SET EXERCISE. Take every line that has the string "trade" and copy it out.

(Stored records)
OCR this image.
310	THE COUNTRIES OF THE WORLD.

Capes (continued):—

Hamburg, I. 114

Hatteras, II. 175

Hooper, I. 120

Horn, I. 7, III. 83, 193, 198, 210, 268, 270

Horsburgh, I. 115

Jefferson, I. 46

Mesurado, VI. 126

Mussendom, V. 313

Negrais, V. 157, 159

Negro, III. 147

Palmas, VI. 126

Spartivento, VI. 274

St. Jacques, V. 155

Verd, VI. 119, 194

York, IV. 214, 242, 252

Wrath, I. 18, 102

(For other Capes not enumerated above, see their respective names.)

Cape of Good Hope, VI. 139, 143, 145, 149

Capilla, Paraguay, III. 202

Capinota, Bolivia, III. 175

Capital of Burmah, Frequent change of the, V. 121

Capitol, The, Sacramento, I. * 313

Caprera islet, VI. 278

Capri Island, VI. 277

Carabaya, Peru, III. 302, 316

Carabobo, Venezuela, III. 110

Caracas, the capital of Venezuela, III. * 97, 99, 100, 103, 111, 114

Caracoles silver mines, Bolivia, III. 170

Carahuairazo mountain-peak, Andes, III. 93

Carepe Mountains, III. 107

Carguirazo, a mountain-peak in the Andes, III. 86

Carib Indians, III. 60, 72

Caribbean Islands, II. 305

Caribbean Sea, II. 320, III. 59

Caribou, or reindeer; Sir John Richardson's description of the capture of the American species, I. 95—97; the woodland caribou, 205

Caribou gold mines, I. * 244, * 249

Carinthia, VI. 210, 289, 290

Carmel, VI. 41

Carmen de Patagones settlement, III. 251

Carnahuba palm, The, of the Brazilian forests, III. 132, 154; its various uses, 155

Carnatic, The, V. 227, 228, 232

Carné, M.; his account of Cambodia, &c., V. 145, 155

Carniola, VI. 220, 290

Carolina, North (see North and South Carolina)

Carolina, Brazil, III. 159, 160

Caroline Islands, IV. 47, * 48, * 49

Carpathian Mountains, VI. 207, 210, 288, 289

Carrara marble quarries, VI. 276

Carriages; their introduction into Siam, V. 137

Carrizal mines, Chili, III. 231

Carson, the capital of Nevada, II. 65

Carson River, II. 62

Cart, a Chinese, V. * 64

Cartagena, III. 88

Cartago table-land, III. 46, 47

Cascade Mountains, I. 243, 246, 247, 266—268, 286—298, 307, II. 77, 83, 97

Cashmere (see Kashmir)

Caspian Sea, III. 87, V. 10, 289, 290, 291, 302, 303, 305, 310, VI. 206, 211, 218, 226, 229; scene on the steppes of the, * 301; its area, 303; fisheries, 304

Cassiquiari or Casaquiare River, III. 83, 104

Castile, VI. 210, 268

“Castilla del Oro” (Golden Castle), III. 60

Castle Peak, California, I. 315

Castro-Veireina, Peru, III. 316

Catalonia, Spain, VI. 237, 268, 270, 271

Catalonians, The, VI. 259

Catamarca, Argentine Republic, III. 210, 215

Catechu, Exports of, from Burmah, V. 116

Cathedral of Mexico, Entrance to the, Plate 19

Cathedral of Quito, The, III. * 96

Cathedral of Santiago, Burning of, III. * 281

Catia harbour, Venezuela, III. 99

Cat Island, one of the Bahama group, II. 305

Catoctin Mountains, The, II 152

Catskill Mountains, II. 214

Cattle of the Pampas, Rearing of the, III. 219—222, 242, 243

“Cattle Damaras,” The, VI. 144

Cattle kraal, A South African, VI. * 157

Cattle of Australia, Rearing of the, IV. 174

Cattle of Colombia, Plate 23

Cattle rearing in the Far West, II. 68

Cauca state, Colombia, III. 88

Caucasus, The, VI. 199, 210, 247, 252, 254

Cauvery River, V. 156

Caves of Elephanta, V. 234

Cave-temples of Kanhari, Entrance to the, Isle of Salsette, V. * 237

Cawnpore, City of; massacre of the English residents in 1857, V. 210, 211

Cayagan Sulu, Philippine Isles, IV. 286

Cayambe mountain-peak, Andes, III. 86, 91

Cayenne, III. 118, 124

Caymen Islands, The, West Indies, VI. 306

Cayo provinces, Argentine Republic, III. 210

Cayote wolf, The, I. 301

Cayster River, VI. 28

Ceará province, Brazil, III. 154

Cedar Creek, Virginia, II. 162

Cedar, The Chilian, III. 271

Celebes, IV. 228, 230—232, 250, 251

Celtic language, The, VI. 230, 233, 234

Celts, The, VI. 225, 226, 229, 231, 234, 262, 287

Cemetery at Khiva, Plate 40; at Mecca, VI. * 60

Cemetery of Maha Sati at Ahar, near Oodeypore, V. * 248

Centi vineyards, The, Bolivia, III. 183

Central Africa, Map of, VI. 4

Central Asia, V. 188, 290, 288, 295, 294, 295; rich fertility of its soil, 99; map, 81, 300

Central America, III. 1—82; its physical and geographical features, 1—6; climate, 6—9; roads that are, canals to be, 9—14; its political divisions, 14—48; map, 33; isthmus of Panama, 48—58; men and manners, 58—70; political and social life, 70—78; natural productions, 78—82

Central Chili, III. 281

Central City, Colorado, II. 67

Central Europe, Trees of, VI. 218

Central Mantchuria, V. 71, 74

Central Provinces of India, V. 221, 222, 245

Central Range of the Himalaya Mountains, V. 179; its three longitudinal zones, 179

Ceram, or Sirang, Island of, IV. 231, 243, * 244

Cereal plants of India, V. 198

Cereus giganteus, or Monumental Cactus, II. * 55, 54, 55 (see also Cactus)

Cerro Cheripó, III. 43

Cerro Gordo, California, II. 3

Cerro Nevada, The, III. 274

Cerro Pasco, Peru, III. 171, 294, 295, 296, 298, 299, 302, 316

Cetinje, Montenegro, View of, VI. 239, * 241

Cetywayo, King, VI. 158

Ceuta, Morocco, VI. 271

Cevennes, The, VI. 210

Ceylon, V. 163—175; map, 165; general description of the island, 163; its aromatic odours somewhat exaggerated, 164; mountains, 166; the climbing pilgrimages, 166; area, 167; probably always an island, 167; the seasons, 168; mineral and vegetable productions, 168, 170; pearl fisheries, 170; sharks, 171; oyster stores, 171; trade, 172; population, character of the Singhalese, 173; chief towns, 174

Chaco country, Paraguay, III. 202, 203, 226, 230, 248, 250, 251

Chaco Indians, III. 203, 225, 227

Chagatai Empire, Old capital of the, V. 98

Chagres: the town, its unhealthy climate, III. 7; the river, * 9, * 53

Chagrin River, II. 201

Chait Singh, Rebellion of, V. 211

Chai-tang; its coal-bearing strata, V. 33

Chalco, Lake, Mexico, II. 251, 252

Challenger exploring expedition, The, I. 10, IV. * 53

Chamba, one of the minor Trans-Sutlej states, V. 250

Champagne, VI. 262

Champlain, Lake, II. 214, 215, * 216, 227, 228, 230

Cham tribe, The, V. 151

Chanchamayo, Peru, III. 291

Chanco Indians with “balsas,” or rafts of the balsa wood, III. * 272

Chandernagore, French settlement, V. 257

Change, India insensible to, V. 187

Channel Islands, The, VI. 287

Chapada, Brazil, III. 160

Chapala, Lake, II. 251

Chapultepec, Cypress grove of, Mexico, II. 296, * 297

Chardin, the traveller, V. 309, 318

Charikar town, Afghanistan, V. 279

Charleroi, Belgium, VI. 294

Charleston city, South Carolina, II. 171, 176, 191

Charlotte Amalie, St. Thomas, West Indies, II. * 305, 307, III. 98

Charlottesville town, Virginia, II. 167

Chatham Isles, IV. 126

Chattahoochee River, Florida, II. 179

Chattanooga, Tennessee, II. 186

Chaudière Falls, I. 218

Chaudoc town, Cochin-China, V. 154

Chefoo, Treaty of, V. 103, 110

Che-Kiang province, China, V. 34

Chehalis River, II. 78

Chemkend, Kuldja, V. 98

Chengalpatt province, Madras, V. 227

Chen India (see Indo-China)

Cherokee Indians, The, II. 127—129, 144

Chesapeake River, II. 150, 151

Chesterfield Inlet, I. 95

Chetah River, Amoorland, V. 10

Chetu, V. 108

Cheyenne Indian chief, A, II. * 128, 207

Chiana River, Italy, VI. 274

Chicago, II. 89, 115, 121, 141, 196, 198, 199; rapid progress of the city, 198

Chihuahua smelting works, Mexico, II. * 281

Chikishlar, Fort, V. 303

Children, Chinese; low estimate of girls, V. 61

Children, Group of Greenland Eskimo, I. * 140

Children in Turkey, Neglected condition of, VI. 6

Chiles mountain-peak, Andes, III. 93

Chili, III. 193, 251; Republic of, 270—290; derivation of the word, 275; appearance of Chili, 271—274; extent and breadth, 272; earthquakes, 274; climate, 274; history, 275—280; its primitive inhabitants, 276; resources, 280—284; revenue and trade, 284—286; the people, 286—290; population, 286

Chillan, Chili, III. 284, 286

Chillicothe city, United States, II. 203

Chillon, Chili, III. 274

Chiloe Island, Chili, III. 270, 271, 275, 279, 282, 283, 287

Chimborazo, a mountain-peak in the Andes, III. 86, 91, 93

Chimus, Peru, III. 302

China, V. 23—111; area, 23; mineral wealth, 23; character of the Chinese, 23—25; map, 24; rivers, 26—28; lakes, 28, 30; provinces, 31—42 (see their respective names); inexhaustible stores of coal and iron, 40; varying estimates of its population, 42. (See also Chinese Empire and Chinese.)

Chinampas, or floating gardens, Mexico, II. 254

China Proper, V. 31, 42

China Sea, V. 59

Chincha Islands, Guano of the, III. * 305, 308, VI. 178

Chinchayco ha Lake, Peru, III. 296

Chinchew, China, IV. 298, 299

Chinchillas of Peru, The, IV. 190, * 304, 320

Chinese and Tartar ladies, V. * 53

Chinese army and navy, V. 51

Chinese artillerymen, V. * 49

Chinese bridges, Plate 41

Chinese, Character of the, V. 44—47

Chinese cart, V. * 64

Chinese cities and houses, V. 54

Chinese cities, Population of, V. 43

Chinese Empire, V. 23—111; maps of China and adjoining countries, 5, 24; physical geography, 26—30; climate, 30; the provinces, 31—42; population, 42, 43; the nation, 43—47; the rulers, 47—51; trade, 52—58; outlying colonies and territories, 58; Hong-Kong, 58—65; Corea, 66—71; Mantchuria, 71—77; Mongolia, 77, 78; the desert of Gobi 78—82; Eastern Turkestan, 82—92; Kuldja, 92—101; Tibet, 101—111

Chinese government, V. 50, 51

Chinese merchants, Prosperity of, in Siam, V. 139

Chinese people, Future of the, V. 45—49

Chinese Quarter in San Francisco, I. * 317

CORRECT RESPONSE.
Ceylon, V. 163—175; map, 165; general description of the island, 163; its aromatic odours somewhat exaggerated, 164; mountains, 166; the climbing pilgrimages, 166; area, 167; probably always an island, 167; the seasons, 168; mineral and vegetable productions, 168, 170; pearl fisheries, 170; sharks, 171; oyster stores, 171; trade, 172; population, character of the Singhalese, 173; chief towns, 174
Chili, III. 193, 251; Republic of, 270—290; derivation of the word, 275; appearance of Chili, 271—274; extent and breadth, 272; earthquakes, 274; climate, 274; history, 275—280; its primitive inhabitants, 276; resources, 280—284; revenue and trade, 284—286; the people, 286—290; population, 286
Chinese Empire, V. 23—111; maps of China and adjoining countries, 5, 24; physical geography, 26—30; climate, 30; the provinces, 31—42; population, 42, 43; the nation, 43—47; the rulers, 47—51; trade, 52—58; outlying colonies and territories, 58; Hong-Kong, 58—65; Corea, 66—71; Mantchuria, 71—77; Mongolia, 77, 78; the desert of Gobi 78—82; Eastern Turkestan, 82—92; Kuldja, 92—101; Tibet, 101—111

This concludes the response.